**Excerpts from a dataset**
--------------------------------------------------

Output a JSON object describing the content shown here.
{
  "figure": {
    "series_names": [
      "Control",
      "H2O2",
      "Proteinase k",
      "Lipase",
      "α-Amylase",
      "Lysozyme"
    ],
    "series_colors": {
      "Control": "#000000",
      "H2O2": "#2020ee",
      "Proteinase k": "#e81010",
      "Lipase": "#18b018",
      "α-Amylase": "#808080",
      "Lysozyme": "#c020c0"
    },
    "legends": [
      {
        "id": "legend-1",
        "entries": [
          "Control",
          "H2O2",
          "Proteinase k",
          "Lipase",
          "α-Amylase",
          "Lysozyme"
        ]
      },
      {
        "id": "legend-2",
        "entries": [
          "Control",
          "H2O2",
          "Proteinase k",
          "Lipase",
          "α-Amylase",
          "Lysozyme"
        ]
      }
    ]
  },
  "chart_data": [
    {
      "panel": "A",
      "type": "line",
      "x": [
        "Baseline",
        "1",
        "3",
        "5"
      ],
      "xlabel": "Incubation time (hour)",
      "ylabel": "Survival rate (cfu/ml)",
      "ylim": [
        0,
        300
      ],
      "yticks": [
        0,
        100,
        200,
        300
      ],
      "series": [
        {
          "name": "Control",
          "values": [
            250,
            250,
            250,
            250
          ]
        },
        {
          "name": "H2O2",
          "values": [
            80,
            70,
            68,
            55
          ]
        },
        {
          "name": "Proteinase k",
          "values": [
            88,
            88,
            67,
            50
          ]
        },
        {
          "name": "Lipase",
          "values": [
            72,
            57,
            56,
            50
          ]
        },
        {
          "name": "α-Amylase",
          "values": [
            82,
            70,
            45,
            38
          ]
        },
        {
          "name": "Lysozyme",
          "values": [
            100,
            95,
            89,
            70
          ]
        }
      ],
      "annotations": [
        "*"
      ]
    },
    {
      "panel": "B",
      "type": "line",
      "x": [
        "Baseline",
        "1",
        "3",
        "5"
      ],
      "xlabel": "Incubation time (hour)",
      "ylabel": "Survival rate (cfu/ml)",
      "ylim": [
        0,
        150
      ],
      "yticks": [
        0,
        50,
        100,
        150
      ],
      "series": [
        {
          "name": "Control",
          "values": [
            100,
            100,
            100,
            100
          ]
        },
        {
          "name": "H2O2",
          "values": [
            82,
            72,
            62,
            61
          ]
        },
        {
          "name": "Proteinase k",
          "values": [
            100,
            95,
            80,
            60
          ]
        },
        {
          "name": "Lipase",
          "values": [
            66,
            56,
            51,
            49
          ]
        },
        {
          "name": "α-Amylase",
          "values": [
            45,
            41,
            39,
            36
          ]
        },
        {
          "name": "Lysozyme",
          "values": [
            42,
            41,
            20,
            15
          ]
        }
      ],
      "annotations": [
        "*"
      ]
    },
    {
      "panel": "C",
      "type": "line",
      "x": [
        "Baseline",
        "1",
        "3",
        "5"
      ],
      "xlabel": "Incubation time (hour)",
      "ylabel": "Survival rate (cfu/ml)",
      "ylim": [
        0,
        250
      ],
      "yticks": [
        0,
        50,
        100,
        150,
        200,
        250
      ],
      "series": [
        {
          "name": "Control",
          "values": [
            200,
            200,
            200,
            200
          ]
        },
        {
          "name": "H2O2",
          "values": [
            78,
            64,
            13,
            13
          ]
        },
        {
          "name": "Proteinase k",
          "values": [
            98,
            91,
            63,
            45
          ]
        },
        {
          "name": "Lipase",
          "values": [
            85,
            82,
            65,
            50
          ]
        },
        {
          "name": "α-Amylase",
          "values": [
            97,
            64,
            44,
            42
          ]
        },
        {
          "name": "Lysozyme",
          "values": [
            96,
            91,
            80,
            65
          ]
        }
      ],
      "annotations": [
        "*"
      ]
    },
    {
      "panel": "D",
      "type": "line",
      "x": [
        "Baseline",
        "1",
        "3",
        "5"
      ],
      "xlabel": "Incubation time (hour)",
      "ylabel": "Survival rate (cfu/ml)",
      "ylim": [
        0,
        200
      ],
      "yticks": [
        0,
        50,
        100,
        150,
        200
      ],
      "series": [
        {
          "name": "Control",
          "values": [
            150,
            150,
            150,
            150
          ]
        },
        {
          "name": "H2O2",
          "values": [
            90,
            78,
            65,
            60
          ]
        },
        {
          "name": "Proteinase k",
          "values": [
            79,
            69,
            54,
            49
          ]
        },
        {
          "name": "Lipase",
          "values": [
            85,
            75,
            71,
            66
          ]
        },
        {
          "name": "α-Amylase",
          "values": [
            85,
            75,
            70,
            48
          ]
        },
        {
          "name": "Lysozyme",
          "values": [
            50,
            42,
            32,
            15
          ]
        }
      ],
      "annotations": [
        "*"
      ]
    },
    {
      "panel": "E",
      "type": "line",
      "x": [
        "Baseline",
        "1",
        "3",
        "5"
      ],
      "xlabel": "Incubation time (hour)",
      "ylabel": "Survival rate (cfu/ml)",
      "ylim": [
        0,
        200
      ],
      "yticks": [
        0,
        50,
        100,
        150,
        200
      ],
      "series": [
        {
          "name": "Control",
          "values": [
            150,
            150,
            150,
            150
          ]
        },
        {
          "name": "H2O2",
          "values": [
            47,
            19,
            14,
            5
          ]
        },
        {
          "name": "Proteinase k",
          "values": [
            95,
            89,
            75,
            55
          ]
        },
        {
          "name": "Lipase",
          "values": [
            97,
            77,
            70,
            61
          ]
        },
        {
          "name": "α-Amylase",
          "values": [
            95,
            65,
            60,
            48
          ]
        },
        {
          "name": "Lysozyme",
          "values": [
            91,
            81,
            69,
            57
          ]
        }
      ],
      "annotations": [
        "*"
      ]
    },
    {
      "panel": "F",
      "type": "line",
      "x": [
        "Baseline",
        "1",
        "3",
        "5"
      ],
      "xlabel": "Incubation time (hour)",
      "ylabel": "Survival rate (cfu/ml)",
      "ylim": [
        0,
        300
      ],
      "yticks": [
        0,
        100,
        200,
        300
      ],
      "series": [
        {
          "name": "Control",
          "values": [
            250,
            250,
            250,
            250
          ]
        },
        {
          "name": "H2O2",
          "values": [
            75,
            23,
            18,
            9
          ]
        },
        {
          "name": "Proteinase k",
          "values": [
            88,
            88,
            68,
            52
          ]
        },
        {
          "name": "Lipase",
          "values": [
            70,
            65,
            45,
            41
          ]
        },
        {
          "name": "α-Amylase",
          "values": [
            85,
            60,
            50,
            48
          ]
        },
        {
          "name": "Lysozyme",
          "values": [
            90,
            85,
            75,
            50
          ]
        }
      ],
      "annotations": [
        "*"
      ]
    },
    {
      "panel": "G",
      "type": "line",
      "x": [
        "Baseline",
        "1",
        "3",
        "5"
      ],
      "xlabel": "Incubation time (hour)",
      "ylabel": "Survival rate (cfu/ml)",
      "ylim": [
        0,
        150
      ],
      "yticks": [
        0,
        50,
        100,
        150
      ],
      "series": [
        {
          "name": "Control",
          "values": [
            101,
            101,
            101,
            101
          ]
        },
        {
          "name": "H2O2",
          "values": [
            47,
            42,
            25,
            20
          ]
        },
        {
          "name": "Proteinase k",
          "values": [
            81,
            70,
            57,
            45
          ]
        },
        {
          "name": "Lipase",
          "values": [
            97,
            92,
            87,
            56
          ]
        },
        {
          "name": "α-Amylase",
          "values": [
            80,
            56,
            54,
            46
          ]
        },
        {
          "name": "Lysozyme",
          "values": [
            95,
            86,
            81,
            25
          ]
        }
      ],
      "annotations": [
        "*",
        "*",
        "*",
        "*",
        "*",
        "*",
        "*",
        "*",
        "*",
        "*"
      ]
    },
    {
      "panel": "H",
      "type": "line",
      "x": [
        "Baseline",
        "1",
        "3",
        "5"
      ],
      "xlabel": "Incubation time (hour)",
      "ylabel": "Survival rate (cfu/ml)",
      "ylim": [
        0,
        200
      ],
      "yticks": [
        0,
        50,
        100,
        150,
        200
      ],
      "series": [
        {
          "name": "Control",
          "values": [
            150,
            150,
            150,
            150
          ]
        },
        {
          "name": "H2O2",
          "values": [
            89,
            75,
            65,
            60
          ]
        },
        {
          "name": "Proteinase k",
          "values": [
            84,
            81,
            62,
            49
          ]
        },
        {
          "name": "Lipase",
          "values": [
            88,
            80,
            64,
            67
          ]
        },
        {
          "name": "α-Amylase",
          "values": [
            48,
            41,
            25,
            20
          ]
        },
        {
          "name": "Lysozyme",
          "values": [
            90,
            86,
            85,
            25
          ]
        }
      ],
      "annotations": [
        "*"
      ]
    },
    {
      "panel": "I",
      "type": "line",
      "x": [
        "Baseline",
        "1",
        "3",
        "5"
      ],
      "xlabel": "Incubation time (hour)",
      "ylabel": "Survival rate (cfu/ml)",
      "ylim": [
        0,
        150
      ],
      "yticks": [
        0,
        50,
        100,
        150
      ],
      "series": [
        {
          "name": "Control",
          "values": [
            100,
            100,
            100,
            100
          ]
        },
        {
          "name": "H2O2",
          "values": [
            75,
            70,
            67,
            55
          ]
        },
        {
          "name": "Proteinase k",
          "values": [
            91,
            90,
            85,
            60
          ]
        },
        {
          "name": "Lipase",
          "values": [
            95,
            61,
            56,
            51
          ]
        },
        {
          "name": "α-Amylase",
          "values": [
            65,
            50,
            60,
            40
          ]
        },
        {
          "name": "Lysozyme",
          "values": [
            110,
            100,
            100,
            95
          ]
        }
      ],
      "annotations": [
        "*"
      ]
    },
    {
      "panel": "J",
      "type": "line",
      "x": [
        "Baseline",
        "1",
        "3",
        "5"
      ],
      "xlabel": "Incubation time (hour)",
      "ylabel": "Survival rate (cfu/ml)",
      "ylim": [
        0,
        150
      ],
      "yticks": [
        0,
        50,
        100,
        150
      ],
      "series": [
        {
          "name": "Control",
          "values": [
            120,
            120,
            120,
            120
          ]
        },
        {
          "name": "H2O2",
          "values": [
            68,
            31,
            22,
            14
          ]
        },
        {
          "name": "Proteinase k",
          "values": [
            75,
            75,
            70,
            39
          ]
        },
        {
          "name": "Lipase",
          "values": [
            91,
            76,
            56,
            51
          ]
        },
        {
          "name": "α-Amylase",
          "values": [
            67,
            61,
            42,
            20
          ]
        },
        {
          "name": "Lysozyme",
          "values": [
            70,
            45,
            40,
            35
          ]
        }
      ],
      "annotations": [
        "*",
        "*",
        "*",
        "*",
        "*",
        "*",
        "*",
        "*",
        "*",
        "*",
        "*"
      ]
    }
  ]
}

--------------------------------------------------

**Action item**
Copy each line above that contains the string "panel".

**Response**
      "panel": "A",
      "panel": "B",
      "panel": "C",
      "panel": "D",
      "panel": "E",
      "panel": "F",
      "panel": "G",
      "panel": "H",
      "panel": "I",
      "panel": "J",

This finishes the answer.